TASK: Reproduce each record exactly. The pictures should be skipped.

Items listed in a dataset:
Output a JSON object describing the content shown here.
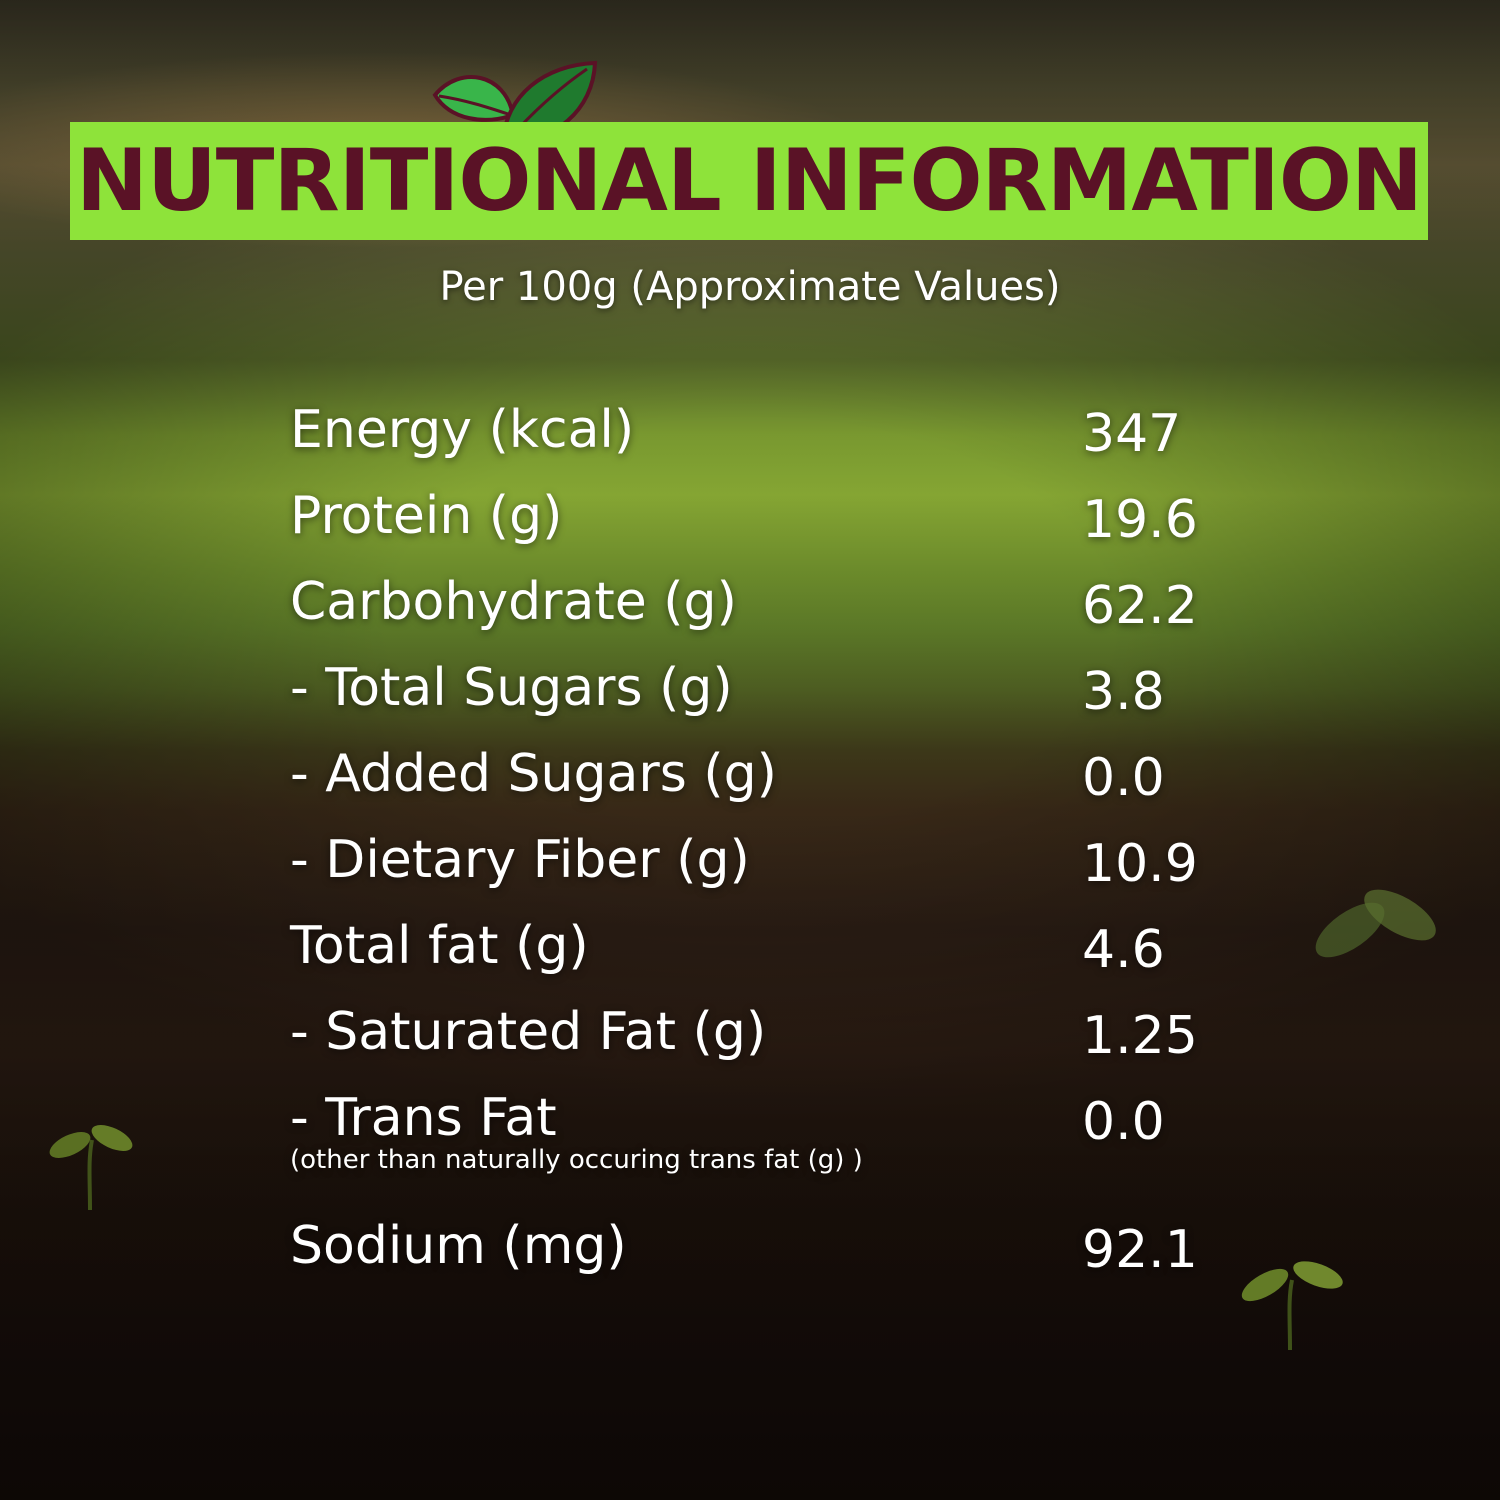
{
  "header": {
    "title": "NUTRITIONAL INFORMATION",
    "subtitle": "Per 100g (Approximate Values)"
  },
  "colors": {
    "banner": "#8ee33a",
    "title_text": "#5a1226",
    "leaf_dark": "#1f7a2e",
    "leaf_light": "#39b54a"
  },
  "nutrition": {
    "rows": [
      {
        "label": "Energy (kcal)",
        "value": "347"
      },
      {
        "label": "Protein (g)",
        "value": "19.6"
      },
      {
        "label": "Carbohydrate (g)",
        "value": "62.2"
      },
      {
        "label": "- Total Sugars (g)",
        "value": "3.8"
      },
      {
        "label": "- Added Sugars (g)",
        "value": "0.0"
      },
      {
        "label": "- Dietary Fiber (g)",
        "value": "10.9"
      },
      {
        "label": "Total fat (g)",
        "value": "4.6"
      },
      {
        "label": "- Saturated Fat (g)",
        "value": "1.25"
      },
      {
        "label": "- Trans Fat",
        "value": "0.0",
        "note": "(other than naturally occuring trans fat (g) )"
      },
      {
        "label": "Sodium (mg)",
        "value": "92.1"
      }
    ]
  }
}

RESPONSE:
Output a JSON object describing the content shown here.
{
  "header": {
    "title": "NUTRITIONAL INFORMATION",
    "subtitle": "Per 100g (Approximate Values)"
  },
  "colors": {
    "banner": "#8ee33a",
    "title_text": "#5a1226",
    "leaf_dark": "#1f7a2e",
    "leaf_light": "#39b54a"
  },
  "nutrition": {
    "rows": [
      {
        "label": "Energy (kcal)",
        "value": "347"
      },
      {
        "label": "Protein (g)",
        "value": "19.6"
      },
      {
        "label": "Carbohydrate (g)",
        "value": "62.2"
      },
      {
        "label": "- Total Sugars (g)",
        "value": "3.8"
      },
      {
        "label": "- Added Sugars (g)",
        "value": "0.0"
      },
      {
        "label": "- Dietary Fiber (g)",
        "value": "10.9"
      },
      {
        "label": "Total fat (g)",
        "value": "4.6"
      },
      {
        "label": "- Saturated Fat (g)",
        "value": "1.25"
      },
      {
        "label": "- Trans Fat",
        "value": "0.0",
        "note": "(other than naturally occuring trans fat (g) )"
      },
      {
        "label": "Sodium (mg)",
        "value": "92.1"
      }
    ]
  }
}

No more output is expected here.